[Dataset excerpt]
◆ ◆ ◆ ◆ ◆ ◆ ◆
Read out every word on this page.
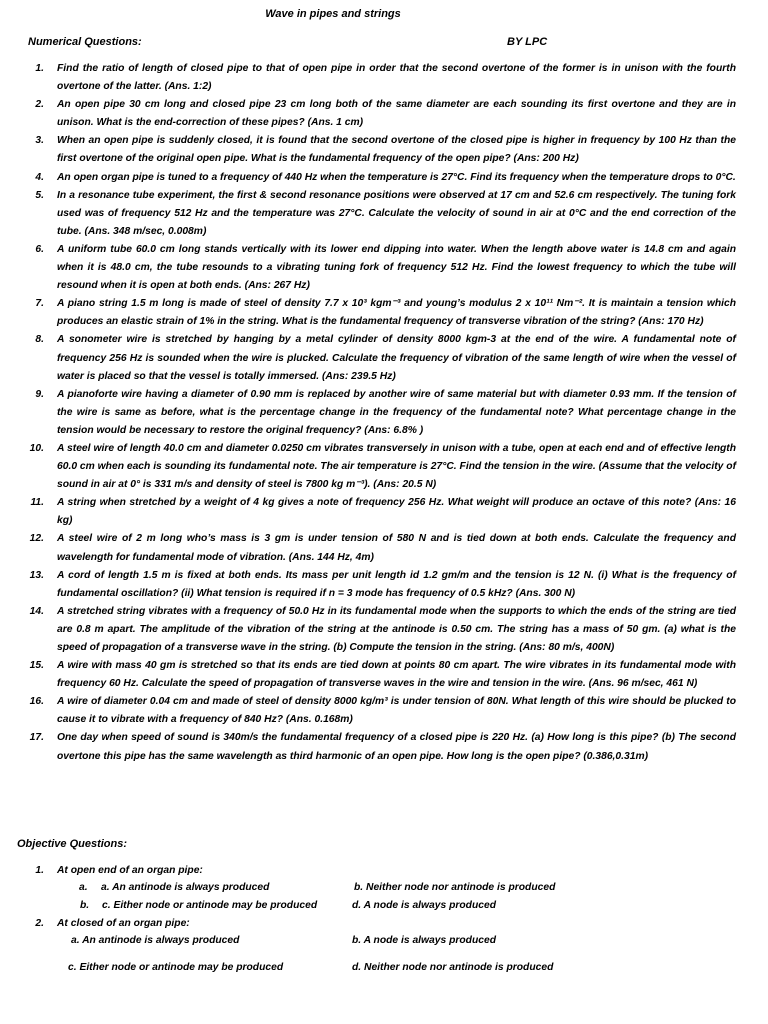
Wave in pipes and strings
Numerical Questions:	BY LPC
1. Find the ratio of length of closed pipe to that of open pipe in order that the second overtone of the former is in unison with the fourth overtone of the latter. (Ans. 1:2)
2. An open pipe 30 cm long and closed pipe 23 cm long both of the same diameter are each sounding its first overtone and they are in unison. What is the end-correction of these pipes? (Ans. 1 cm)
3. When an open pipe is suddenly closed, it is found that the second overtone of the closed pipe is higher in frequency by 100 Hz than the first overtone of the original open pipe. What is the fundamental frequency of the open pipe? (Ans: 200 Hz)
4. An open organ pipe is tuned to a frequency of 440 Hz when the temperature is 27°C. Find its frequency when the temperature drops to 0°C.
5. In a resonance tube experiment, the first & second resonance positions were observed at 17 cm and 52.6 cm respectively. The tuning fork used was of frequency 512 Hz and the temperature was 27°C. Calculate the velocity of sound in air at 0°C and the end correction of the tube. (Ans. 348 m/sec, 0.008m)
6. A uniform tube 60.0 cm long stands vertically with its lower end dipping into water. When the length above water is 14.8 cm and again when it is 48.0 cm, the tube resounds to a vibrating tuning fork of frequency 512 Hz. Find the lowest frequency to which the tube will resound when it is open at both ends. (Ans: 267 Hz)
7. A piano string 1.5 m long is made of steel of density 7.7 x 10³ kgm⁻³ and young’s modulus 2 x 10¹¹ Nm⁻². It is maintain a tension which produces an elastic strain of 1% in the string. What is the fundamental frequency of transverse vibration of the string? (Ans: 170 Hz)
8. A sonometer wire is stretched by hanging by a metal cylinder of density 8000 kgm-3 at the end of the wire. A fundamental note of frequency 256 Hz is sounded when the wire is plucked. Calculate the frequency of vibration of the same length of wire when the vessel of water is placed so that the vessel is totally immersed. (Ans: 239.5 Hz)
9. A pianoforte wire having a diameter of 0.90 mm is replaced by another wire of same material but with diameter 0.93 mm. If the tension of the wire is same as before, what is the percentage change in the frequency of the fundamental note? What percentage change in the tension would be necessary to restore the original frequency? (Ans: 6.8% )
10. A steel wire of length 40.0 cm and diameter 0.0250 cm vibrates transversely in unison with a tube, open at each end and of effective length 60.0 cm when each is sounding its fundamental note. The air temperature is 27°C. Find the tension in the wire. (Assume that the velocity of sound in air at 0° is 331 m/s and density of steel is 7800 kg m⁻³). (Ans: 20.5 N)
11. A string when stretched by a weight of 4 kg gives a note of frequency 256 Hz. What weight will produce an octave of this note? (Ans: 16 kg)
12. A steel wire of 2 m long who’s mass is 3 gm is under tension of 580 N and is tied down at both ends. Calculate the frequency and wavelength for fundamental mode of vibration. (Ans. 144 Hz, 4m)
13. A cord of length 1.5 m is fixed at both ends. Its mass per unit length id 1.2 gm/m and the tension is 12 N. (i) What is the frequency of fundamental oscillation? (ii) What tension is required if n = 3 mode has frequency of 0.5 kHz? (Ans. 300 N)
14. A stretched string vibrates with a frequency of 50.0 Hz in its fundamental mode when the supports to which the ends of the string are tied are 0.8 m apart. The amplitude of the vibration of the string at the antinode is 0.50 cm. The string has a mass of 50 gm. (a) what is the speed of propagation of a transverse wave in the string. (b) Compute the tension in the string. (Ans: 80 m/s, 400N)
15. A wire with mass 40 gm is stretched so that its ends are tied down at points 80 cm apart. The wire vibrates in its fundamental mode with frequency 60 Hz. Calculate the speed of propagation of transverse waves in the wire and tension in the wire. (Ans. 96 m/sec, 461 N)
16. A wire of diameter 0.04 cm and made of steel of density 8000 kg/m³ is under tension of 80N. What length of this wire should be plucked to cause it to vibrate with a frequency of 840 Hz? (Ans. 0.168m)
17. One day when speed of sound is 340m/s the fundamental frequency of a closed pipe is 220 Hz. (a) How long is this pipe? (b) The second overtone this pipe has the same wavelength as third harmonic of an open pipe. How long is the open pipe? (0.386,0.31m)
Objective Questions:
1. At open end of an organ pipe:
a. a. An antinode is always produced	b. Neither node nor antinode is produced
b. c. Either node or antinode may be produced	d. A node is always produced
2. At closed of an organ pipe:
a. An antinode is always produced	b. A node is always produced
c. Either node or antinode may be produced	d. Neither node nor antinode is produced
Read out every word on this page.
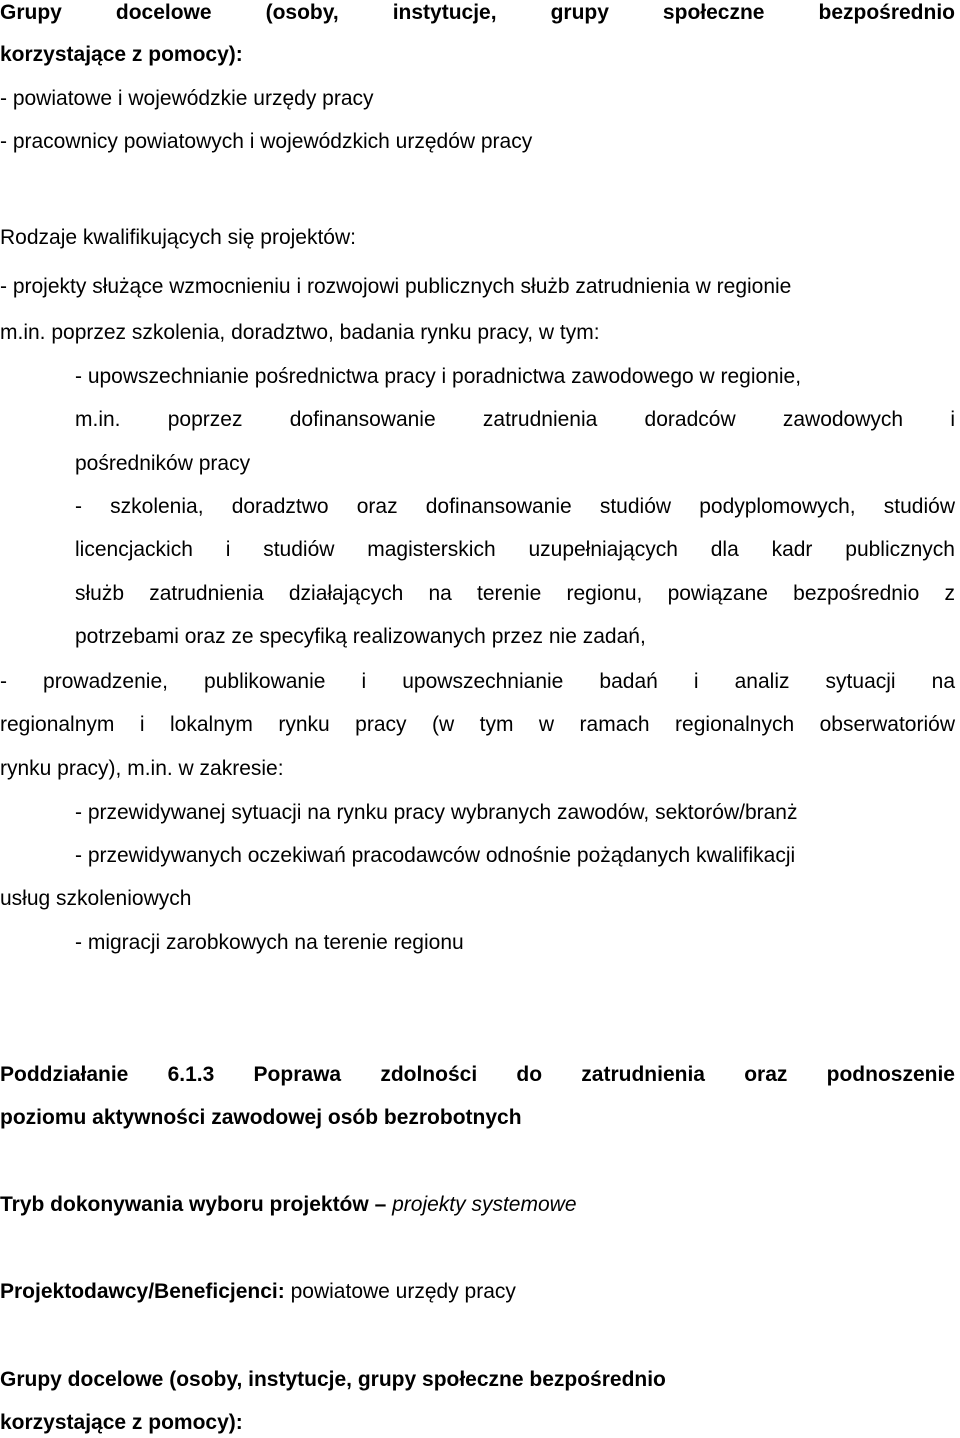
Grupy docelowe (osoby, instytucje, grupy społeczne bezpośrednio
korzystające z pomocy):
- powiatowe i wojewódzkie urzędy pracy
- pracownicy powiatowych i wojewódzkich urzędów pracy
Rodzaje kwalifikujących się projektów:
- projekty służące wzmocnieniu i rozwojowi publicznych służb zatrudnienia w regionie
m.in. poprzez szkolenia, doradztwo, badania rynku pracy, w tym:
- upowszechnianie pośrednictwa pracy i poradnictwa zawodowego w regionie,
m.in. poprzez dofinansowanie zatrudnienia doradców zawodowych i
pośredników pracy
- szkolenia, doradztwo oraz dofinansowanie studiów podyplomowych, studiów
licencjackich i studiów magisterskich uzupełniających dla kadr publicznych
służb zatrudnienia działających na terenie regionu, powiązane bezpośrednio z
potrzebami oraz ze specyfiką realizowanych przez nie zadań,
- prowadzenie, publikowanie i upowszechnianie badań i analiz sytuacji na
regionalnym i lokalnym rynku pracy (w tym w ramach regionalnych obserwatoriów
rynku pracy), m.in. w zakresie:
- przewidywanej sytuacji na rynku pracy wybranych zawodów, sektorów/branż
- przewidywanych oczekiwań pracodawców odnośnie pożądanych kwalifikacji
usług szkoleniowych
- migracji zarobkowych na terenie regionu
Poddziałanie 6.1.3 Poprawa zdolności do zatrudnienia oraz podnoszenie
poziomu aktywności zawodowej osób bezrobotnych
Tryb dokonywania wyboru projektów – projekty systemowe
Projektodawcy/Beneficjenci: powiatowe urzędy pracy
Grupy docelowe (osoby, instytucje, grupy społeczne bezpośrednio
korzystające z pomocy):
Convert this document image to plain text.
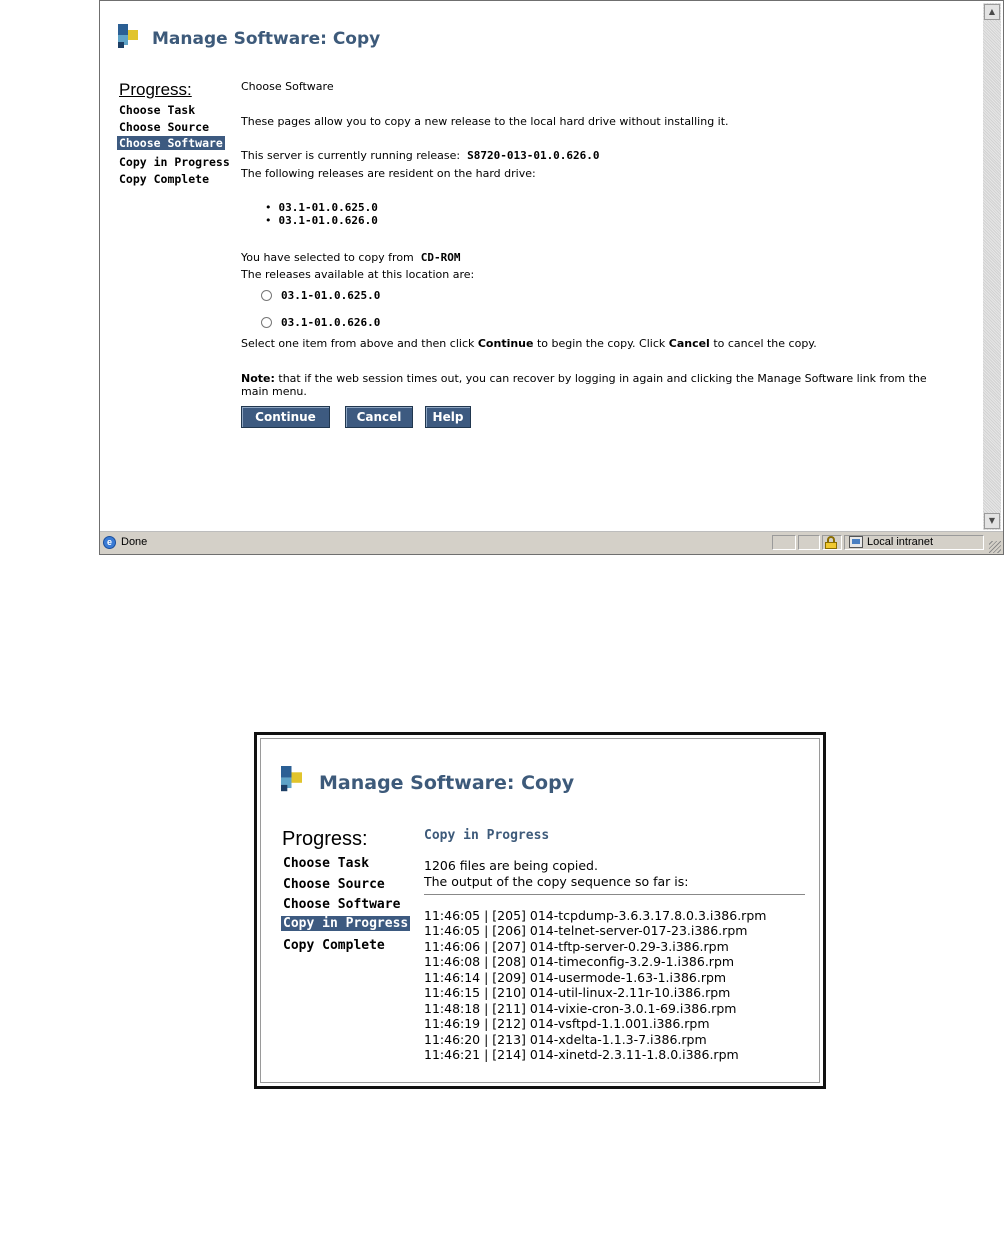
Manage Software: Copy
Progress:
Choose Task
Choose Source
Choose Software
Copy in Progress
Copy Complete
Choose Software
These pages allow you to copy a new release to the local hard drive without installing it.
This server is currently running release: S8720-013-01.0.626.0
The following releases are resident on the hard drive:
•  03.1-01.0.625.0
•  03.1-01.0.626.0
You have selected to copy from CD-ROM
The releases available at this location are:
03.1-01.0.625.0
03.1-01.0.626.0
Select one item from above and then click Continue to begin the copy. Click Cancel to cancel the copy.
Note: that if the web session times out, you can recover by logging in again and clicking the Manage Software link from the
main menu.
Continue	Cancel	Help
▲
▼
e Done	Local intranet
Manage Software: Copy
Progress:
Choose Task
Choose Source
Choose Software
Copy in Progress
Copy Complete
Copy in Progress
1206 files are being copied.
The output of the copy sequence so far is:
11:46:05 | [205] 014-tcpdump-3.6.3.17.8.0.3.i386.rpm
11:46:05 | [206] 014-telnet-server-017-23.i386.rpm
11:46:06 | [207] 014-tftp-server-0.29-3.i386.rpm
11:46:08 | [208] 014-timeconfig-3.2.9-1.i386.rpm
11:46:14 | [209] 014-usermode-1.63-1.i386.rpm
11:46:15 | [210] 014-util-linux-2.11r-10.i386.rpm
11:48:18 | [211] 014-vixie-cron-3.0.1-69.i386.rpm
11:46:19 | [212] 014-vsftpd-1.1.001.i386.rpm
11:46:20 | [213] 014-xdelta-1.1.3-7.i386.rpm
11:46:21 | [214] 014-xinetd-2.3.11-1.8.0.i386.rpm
◆ ◆ ◆ ◆ ◆ ◆ ◆
● **WHAT IS EXPECTED**: Check each line of the entries for the string "organ". Copy the lines that have it.

● **CORRECT RESPONSE**:
4. An open organ pipe is tuned to a frequency of 440 Hz when the temperature is 27°C. Find its frequency when the temperature drops to 0°C.
1. At open end of an organ pipe:
2. At closed of an organ pipe:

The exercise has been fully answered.